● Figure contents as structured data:
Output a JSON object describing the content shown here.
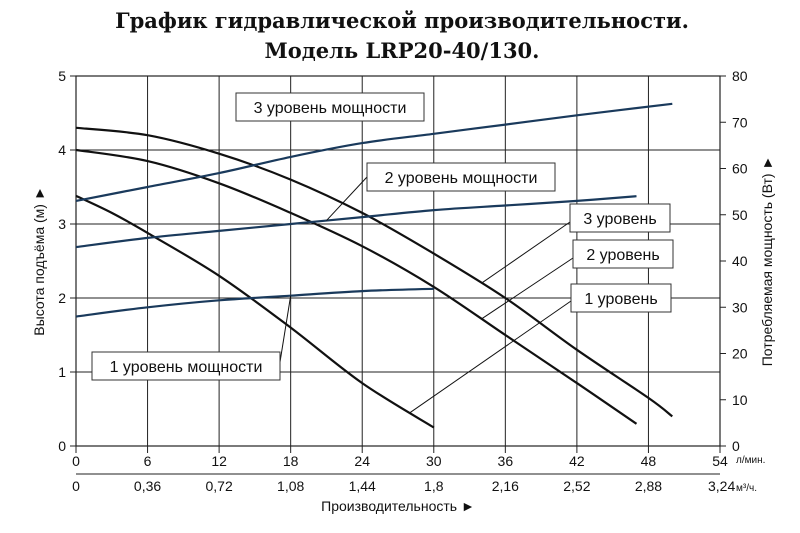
{
  "chart_data": {
    "type": "line",
    "title_line1": "График гидравлической производительности.",
    "title_line2": "Модель LRP20-40/130.",
    "xlabel": "Производительность ►",
    "x_unit_primary": "л/мин.",
    "x_unit_secondary_prefix": "3,24",
    "x_unit_secondary": "м³/ч.",
    "xlim": [
      0,
      54
    ],
    "x_ticks": [
      "0",
      "6",
      "12",
      "18",
      "24",
      "30",
      "36",
      "42",
      "48",
      "54"
    ],
    "x2_ticks": [
      "0",
      "0,36",
      "0,72",
      "1,08",
      "1,44",
      "1,8",
      "2,16",
      "2,52",
      "2,88"
    ],
    "ylabel_left": "Высота подъёма (м) ►",
    "ylim_left": [
      0,
      5
    ],
    "y_ticks_left": [
      "0",
      "1",
      "2",
      "3",
      "4",
      "5"
    ],
    "ylabel_right": "Потребляемая мощность (Вт) ►",
    "ylim_right": [
      0,
      80
    ],
    "y_ticks_right": [
      "0",
      "10",
      "20",
      "30",
      "40",
      "50",
      "60",
      "70",
      "80"
    ],
    "grid": true,
    "series": [
      {
        "name": "3 уровень",
        "kind": "head",
        "axis": "left",
        "points": [
          [
            0,
            4.3
          ],
          [
            6,
            4.2
          ],
          [
            12,
            3.95
          ],
          [
            18,
            3.6
          ],
          [
            24,
            3.15
          ],
          [
            30,
            2.6
          ],
          [
            36,
            2.0
          ],
          [
            42,
            1.3
          ],
          [
            48,
            0.65
          ],
          [
            50,
            0.4
          ]
        ]
      },
      {
        "name": "2 уровень",
        "kind": "head",
        "axis": "left",
        "points": [
          [
            0,
            4.0
          ],
          [
            6,
            3.85
          ],
          [
            12,
            3.55
          ],
          [
            18,
            3.15
          ],
          [
            24,
            2.7
          ],
          [
            30,
            2.15
          ],
          [
            36,
            1.5
          ],
          [
            42,
            0.85
          ],
          [
            47,
            0.3
          ]
        ]
      },
      {
        "name": "1 уровень",
        "kind": "head",
        "axis": "left",
        "points": [
          [
            0,
            3.38
          ],
          [
            3,
            3.15
          ],
          [
            6,
            2.88
          ],
          [
            12,
            2.3
          ],
          [
            18,
            1.6
          ],
          [
            24,
            0.85
          ],
          [
            30,
            0.25
          ]
        ]
      },
      {
        "name": "3 уровень мощности",
        "kind": "power",
        "axis": "right",
        "points": [
          [
            0,
            53
          ],
          [
            6,
            56
          ],
          [
            12,
            59
          ],
          [
            18,
            62.5
          ],
          [
            24,
            65.5
          ],
          [
            30,
            67.5
          ],
          [
            36,
            69.5
          ],
          [
            42,
            71.5
          ],
          [
            50,
            74
          ]
        ]
      },
      {
        "name": "2 уровень мощности",
        "kind": "power",
        "axis": "right",
        "points": [
          [
            0,
            43
          ],
          [
            6,
            45
          ],
          [
            12,
            46.5
          ],
          [
            18,
            48
          ],
          [
            24,
            49.5
          ],
          [
            30,
            51
          ],
          [
            36,
            52
          ],
          [
            42,
            53
          ],
          [
            47,
            54
          ]
        ]
      },
      {
        "name": "1 уровень мощности",
        "kind": "power",
        "axis": "right",
        "points": [
          [
            0,
            28
          ],
          [
            6,
            30
          ],
          [
            12,
            31.5
          ],
          [
            18,
            32.5
          ],
          [
            24,
            33.5
          ],
          [
            30,
            34
          ]
        ]
      }
    ]
  }
}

● SHORT PROBLEM:
Copy every line above that holds the word "мощности".

● PROBLEM SOLUTION:
        "name": "3 уровень мощности",
        "name": "2 уровень мощности",
        "name": "1 уровень мощности",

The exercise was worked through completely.